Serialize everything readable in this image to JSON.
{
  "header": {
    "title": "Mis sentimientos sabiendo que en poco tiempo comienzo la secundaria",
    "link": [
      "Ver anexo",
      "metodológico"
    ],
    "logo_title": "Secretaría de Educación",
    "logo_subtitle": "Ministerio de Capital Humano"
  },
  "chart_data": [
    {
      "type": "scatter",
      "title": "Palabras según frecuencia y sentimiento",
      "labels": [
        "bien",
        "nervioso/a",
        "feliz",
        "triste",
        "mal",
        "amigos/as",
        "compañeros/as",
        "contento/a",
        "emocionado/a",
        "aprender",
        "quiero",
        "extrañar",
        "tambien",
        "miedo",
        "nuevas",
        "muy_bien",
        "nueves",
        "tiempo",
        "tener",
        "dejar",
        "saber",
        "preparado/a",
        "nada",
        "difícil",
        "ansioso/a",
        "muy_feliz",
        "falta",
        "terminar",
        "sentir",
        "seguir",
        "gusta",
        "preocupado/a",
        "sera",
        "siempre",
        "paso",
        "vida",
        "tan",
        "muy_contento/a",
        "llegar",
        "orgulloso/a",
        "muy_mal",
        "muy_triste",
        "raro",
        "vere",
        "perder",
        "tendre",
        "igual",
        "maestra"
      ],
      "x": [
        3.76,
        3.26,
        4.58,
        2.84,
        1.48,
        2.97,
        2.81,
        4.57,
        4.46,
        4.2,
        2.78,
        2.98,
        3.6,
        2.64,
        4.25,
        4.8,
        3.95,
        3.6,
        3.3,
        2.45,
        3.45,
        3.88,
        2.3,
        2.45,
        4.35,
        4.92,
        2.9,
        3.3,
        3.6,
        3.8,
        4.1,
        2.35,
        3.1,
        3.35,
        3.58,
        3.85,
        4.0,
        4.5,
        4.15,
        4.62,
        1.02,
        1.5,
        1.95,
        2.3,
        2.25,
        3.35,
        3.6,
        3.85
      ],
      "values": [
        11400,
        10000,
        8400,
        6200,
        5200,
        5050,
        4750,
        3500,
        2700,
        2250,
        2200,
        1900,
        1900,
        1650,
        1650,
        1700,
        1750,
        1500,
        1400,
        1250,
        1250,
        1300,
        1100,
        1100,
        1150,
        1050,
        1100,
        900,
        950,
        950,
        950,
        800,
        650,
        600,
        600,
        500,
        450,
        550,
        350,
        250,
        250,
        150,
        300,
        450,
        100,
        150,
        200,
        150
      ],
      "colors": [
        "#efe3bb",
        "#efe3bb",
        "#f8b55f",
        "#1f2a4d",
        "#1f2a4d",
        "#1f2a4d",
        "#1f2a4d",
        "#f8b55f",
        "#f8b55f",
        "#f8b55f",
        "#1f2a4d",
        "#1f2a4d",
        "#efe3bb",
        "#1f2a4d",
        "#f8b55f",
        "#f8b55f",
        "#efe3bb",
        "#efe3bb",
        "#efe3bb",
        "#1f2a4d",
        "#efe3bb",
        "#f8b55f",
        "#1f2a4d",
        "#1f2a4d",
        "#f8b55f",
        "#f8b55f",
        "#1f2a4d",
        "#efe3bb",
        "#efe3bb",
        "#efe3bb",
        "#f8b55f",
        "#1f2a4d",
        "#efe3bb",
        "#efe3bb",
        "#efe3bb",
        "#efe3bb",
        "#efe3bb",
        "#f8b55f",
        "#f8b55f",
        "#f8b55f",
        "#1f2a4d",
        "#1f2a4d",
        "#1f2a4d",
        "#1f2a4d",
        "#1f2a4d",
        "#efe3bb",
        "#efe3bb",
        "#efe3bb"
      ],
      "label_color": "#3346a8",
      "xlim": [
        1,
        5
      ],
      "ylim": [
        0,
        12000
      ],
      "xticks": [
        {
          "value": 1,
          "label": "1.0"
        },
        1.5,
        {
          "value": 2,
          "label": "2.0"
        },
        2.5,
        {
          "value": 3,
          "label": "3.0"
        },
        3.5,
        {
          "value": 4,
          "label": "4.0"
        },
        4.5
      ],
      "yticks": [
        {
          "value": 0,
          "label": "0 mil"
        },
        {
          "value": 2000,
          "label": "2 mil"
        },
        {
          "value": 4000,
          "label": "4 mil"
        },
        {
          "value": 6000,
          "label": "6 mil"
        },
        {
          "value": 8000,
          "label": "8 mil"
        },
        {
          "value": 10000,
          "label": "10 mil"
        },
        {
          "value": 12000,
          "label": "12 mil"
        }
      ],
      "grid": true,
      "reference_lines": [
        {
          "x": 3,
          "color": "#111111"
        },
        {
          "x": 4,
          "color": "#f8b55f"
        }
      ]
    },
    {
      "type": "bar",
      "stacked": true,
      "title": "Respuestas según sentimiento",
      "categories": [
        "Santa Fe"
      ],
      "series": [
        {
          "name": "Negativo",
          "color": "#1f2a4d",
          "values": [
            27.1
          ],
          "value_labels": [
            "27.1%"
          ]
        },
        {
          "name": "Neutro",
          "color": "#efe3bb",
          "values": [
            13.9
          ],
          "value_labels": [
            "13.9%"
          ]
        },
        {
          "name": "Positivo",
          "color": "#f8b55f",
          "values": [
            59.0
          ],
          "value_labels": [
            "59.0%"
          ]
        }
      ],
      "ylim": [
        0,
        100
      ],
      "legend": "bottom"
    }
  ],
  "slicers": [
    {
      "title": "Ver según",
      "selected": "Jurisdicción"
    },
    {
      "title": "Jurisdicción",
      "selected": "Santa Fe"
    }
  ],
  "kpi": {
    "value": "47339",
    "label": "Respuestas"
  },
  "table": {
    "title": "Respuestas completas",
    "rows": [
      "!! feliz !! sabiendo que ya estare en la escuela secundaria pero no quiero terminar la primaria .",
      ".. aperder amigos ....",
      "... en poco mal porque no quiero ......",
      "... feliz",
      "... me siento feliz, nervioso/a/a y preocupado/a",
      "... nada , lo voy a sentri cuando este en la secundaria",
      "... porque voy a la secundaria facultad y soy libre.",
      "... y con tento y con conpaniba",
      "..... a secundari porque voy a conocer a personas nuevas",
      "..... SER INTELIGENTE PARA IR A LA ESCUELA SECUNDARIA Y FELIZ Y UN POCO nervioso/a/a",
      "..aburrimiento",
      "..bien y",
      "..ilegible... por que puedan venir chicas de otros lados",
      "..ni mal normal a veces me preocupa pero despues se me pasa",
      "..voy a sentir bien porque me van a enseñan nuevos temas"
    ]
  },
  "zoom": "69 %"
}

---*---

GOAL: Copy the data above exactly. Every line must be included.

TASK RESPONSE:
Serialize everything readable in this image to JSON.
{
  "header": {
    "title": "Mis sentimientos sabiendo que en poco tiempo comienzo la secundaria",
    "link": [
      "Ver anexo",
      "metodológico"
    ],
    "logo_title": "Secretaría de Educación",
    "logo_subtitle": "Ministerio de Capital Humano"
  },
  "chart_data": [
    {
      "type": "scatter",
      "title": "Palabras según frecuencia y sentimiento",
      "labels": [
        "bien",
        "nervioso/a",
        "feliz",
        "triste",
        "mal",
        "amigos/as",
        "compañeros/as",
        "contento/a",
        "emocionado/a",
        "aprender",
        "quiero",
        "extrañar",
        "tambien",
        "miedo",
        "nuevas",
        "muy_bien",
        "nueves",
        "tiempo",
        "tener",
        "dejar",
        "saber",
        "preparado/a",
        "nada",
        "difícil",
        "ansioso/a",
        "muy_feliz",
        "falta",
        "terminar",
        "sentir",
        "seguir",
        "gusta",
        "preocupado/a",
        "sera",
        "siempre",
        "paso",
        "vida",
        "tan",
        "muy_contento/a",
        "llegar",
        "orgulloso/a",
        "muy_mal",
        "muy_triste",
        "raro",
        "vere",
        "perder",
        "tendre",
        "igual",
        "maestra"
      ],
      "x": [
        3.76,
        3.26,
        4.58,
        2.84,
        1.48,
        2.97,
        2.81,
        4.57,
        4.46,
        4.2,
        2.78,
        2.98,
        3.6,
        2.64,
        4.25,
        4.8,
        3.95,
        3.6,
        3.3,
        2.45,
        3.45,
        3.88,
        2.3,
        2.45,
        4.35,
        4.92,
        2.9,
        3.3,
        3.6,
        3.8,
        4.1,
        2.35,
        3.1,
        3.35,
        3.58,
        3.85,
        4.0,
        4.5,
        4.15,
        4.62,
        1.02,
        1.5,
        1.95,
        2.3,
        2.25,
        3.35,
        3.6,
        3.85
      ],
      "values": [
        11400,
        10000,
        8400,
        6200,
        5200,
        5050,
        4750,
        3500,
        2700,
        2250,
        2200,
        1900,
        1900,
        1650,
        1650,
        1700,
        1750,
        1500,
        1400,
        1250,
        1250,
        1300,
        1100,
        1100,
        1150,
        1050,
        1100,
        900,
        950,
        950,
        950,
        800,
        650,
        600,
        600,
        500,
        450,
        550,
        350,
        250,
        250,
        150,
        300,
        450,
        100,
        150,
        200,
        150
      ],
      "colors": [
        "#efe3bb",
        "#efe3bb",
        "#f8b55f",
        "#1f2a4d",
        "#1f2a4d",
        "#1f2a4d",
        "#1f2a4d",
        "#f8b55f",
        "#f8b55f",
        "#f8b55f",
        "#1f2a4d",
        "#1f2a4d",
        "#efe3bb",
        "#1f2a4d",
        "#f8b55f",
        "#f8b55f",
        "#efe3bb",
        "#efe3bb",
        "#efe3bb",
        "#1f2a4d",
        "#efe3bb",
        "#f8b55f",
        "#1f2a4d",
        "#1f2a4d",
        "#f8b55f",
        "#f8b55f",
        "#1f2a4d",
        "#efe3bb",
        "#efe3bb",
        "#efe3bb",
        "#f8b55f",
        "#1f2a4d",
        "#efe3bb",
        "#efe3bb",
        "#efe3bb",
        "#efe3bb",
        "#efe3bb",
        "#f8b55f",
        "#f8b55f",
        "#f8b55f",
        "#1f2a4d",
        "#1f2a4d",
        "#1f2a4d",
        "#1f2a4d",
        "#1f2a4d",
        "#efe3bb",
        "#efe3bb",
        "#efe3bb"
      ],
      "label_color": "#3346a8",
      "xlim": [
        1,
        5
      ],
      "ylim": [
        0,
        12000
      ],
      "xticks": [
        {
          "value": 1,
          "label": "1.0"
        },
        1.5,
        {
          "value": 2,
          "label": "2.0"
        },
        2.5,
        {
          "value": 3,
          "label": "3.0"
        },
        3.5,
        {
          "value": 4,
          "label": "4.0"
        },
        4.5
      ],
      "yticks": [
        {
          "value": 0,
          "label": "0 mil"
        },
        {
          "value": 2000,
          "label": "2 mil"
        },
        {
          "value": 4000,
          "label": "4 mil"
        },
        {
          "value": 6000,
          "label": "6 mil"
        },
        {
          "value": 8000,
          "label": "8 mil"
        },
        {
          "value": 10000,
          "label": "10 mil"
        },
        {
          "value": 12000,
          "label": "12 mil"
        }
      ],
      "grid": true,
      "reference_lines": [
        {
          "x": 3,
          "color": "#111111"
        },
        {
          "x": 4,
          "color": "#f8b55f"
        }
      ]
    },
    {
      "type": "bar",
      "stacked": true,
      "title": "Respuestas según sentimiento",
      "categories": [
        "Santa Fe"
      ],
      "series": [
        {
          "name": "Negativo",
          "color": "#1f2a4d",
          "values": [
            27.1
          ],
          "value_labels": [
            "27.1%"
          ]
        },
        {
          "name": "Neutro",
          "color": "#efe3bb",
          "values": [
            13.9
          ],
          "value_labels": [
            "13.9%"
          ]
        },
        {
          "name": "Positivo",
          "color": "#f8b55f",
          "values": [
            59.0
          ],
          "value_labels": [
            "59.0%"
          ]
        }
      ],
      "ylim": [
        0,
        100
      ],
      "legend": "bottom"
    }
  ],
  "slicers": [
    {
      "title": "Ver según",
      "selected": "Jurisdicción"
    },
    {
      "title": "Jurisdicción",
      "selected": "Santa Fe"
    }
  ],
  "kpi": {
    "value": "47339",
    "label": "Respuestas"
  },
  "table": {
    "title": "Respuestas completas",
    "rows": [
      "!! feliz !! sabiendo que ya estare en la escuela secundaria pero no quiero terminar la primaria .",
      ".. aperder amigos ....",
      "... en poco mal porque no quiero ......",
      "... feliz",
      "... me siento feliz, nervioso/a/a y preocupado/a",
      "... nada , lo voy a sentri cuando este en la secundaria",
      "... porque voy a la secundaria facultad y soy libre.",
      "... y con tento y con conpaniba",
      "..... a secundari porque voy a conocer a personas nuevas",
      "..... SER INTELIGENTE PARA IR A LA ESCUELA SECUNDARIA Y FELIZ Y UN POCO nervioso/a/a",
      "..aburrimiento",
      "..bien y",
      "..ilegible... por que puedan venir chicas de otros lados",
      "..ni mal normal a veces me preocupa pero despues se me pasa",
      "..voy a sentir bien porque me van a enseñan nuevos temas"
    ]
  },
  "zoom": "69 %"
}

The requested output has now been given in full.